#### TO DO
Reproduce every line in the listing that contains the word "average".

Records that describe figures:
####################

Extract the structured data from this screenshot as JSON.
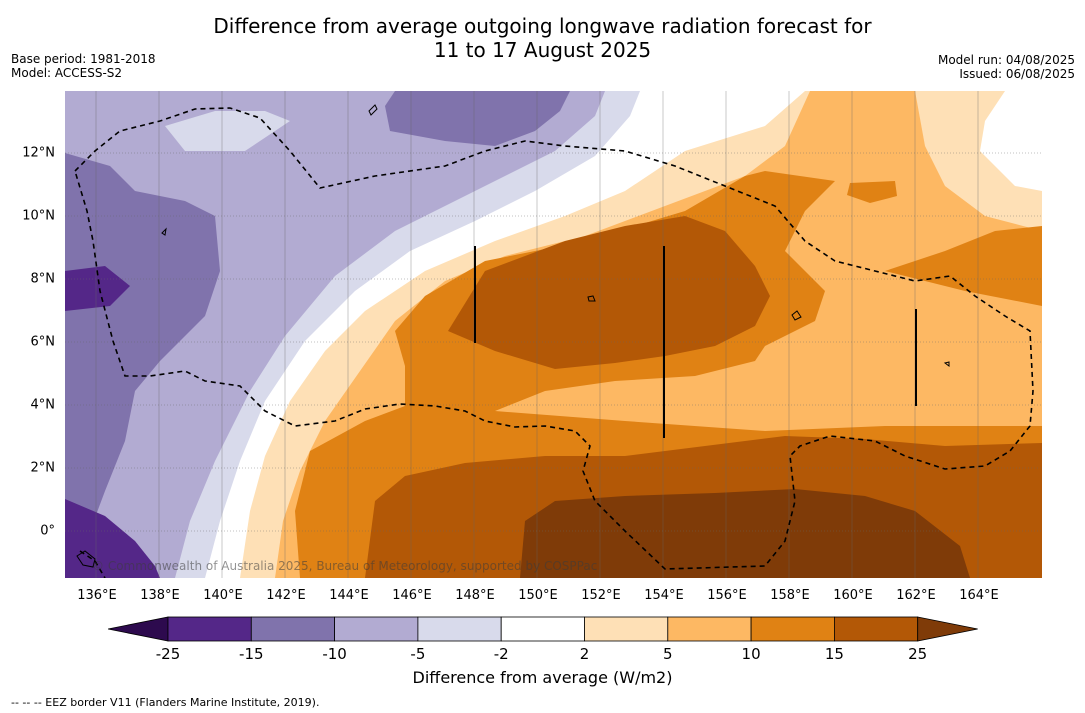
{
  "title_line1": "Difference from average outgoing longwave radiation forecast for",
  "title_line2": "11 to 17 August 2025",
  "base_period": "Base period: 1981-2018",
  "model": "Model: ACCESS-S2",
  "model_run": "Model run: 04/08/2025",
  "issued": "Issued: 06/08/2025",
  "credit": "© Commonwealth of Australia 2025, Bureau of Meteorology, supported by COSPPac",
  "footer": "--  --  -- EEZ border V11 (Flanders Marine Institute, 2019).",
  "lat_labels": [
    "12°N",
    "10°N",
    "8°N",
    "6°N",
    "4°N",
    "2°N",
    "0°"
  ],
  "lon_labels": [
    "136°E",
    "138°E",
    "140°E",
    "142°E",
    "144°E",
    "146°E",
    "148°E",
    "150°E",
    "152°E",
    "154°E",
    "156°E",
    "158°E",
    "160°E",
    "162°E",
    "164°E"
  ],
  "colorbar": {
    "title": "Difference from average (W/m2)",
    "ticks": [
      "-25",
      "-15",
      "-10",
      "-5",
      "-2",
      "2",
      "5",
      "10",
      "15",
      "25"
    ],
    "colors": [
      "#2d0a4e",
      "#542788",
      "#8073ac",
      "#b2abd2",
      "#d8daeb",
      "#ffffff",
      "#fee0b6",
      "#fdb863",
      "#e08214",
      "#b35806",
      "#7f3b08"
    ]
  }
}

####################

#### RESPONSE TO THE TASK
  "title_line1": "Difference from average outgoing longwave radiation forecast for",
    "title": "Difference from average (W/m2)",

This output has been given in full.